- DO THIS -
Write out each line that follows exactly as it stands, without the pictures.

- RECORD SET -
┄┄┄┄┄┄┄┄┄┄

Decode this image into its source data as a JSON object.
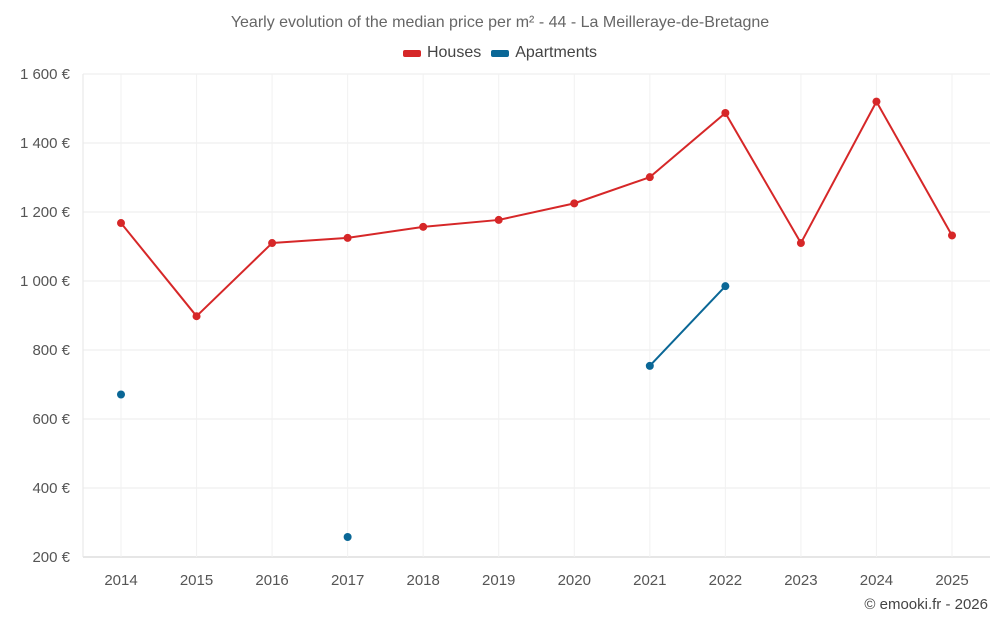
{
  "chart_data": {
    "type": "line",
    "title": "Yearly evolution of the median price per m² - 44 - La Meilleraye-de-Bretagne",
    "xlabel": "",
    "ylabel": "",
    "categories": [
      "2014",
      "2015",
      "2016",
      "2017",
      "2018",
      "2019",
      "2020",
      "2021",
      "2022",
      "2023",
      "2024",
      "2025"
    ],
    "ylim": [
      200,
      1600
    ],
    "yticks": [
      200,
      400,
      600,
      800,
      1000,
      1200,
      1400,
      1600
    ],
    "ytick_labels": [
      "200 €",
      "400 €",
      "600 €",
      "800 €",
      "1 000 €",
      "1 200 €",
      "1 400 €",
      "1 600 €"
    ],
    "grid": true,
    "legend_position": "top-center",
    "series": [
      {
        "name": "Houses",
        "color": "#d62728",
        "values": [
          1168,
          898,
          1110,
          1125,
          1157,
          1177,
          1225,
          1301,
          1487,
          1110,
          1520,
          1132
        ]
      },
      {
        "name": "Apartments",
        "color": "#0a6796",
        "values": [
          671,
          null,
          null,
          258,
          null,
          null,
          null,
          754,
          985,
          null,
          null,
          null
        ]
      }
    ]
  },
  "credit": "© emooki.fr - 2026"
}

┄┄┄┄┄┄┄┄┄┄

- EXERCISE RESPONSE -
Decode this image into its source data as a JSON object.
{
  "chart_data": {
    "type": "line",
    "title": "Yearly evolution of the median price per m² - 44 - La Meilleraye-de-Bretagne",
    "xlabel": "",
    "ylabel": "",
    "categories": [
      "2014",
      "2015",
      "2016",
      "2017",
      "2018",
      "2019",
      "2020",
      "2021",
      "2022",
      "2023",
      "2024",
      "2025"
    ],
    "ylim": [
      200,
      1600
    ],
    "yticks": [
      200,
      400,
      600,
      800,
      1000,
      1200,
      1400,
      1600
    ],
    "ytick_labels": [
      "200 €",
      "400 €",
      "600 €",
      "800 €",
      "1 000 €",
      "1 200 €",
      "1 400 €",
      "1 600 €"
    ],
    "grid": true,
    "legend_position": "top-center",
    "series": [
      {
        "name": "Houses",
        "color": "#d62728",
        "values": [
          1168,
          898,
          1110,
          1125,
          1157,
          1177,
          1225,
          1301,
          1487,
          1110,
          1520,
          1132
        ]
      },
      {
        "name": "Apartments",
        "color": "#0a6796",
        "values": [
          671,
          null,
          null,
          258,
          null,
          null,
          null,
          754,
          985,
          null,
          null,
          null
        ]
      }
    ]
  },
  "credit": "© emooki.fr - 2026"
}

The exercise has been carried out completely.